** STATED GOAL **
From the entries provided below, copy each line that contains the word "AIDC".

** DATA SUPPLIED **
⟨

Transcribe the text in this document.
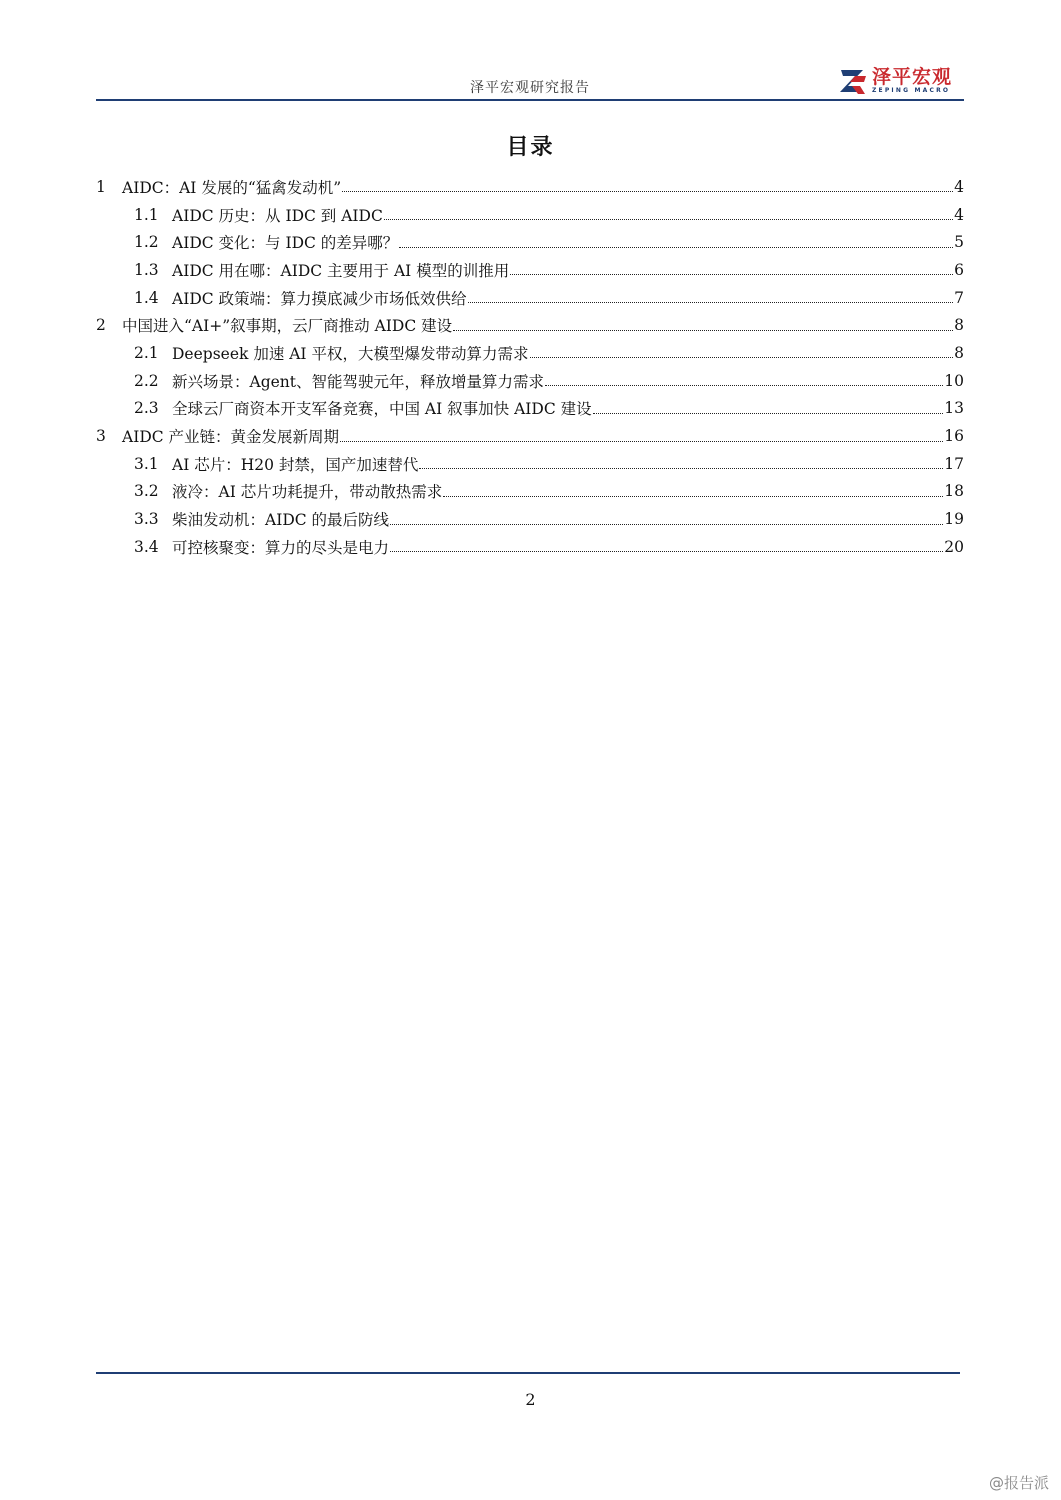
泽平宏观研究报告	泽平宏观
ZEPING MACRO
目录
1	AIDC：AI 发展的“猛禽发动机”	4
1.1 AIDC 历史：从 IDC 到 AIDC	4
1.2 AIDC 变化：与 IDC 的差异哪？	5
1.3 AIDC 用在哪：AIDC 主要用于 AI 模型的训推用	6
1.4 AIDC 政策端：算力摸底减少市场低效供给	7
2	中国进入“AI+”叙事期，云厂商推动 AIDC 建设	8
2.1 Deepseek 加速 AI 平权，大模型爆发带动算力需求	8
2.2 新兴场景：Agent、智能驾驶元年，释放增量算力需求	10
2.3 全球云厂商资本开支军备竞赛，中国 AI 叙事加快 AIDC 建设	13
3	AIDC 产业链：黄金发展新周期	16
3.1 AI 芯片：H20 封禁，国产加速替代	17
3.2 液冷：AI 芯片功耗提升，带动散热需求	18
3.3 柴油发动机：AIDC 的最后防线	19
3.4 可控核聚变：算力的尽头是电力	20
2
@报告派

⟩

** SOLUTION TO THIS PROBLEM **
1	AIDC：AI 发展的“猛禽发动机”	4
1.1 AIDC 历史：从 IDC 到 AIDC	4
1.2 AIDC 变化：与 IDC 的差异哪？	5
1.3 AIDC 用在哪：AIDC 主要用于 AI 模型的训推用	6
1.4 AIDC 政策端：算力摸底减少市场低效供给	7
2	中国进入“AI+”叙事期，云厂商推动 AIDC 建设	8
2.3 全球云厂商资本开支军备竞赛，中国 AI 叙事加快 AIDC 建设	13
3	AIDC 产业链：黄金发展新周期	16
3.3 柴油发动机：AIDC 的最后防线	19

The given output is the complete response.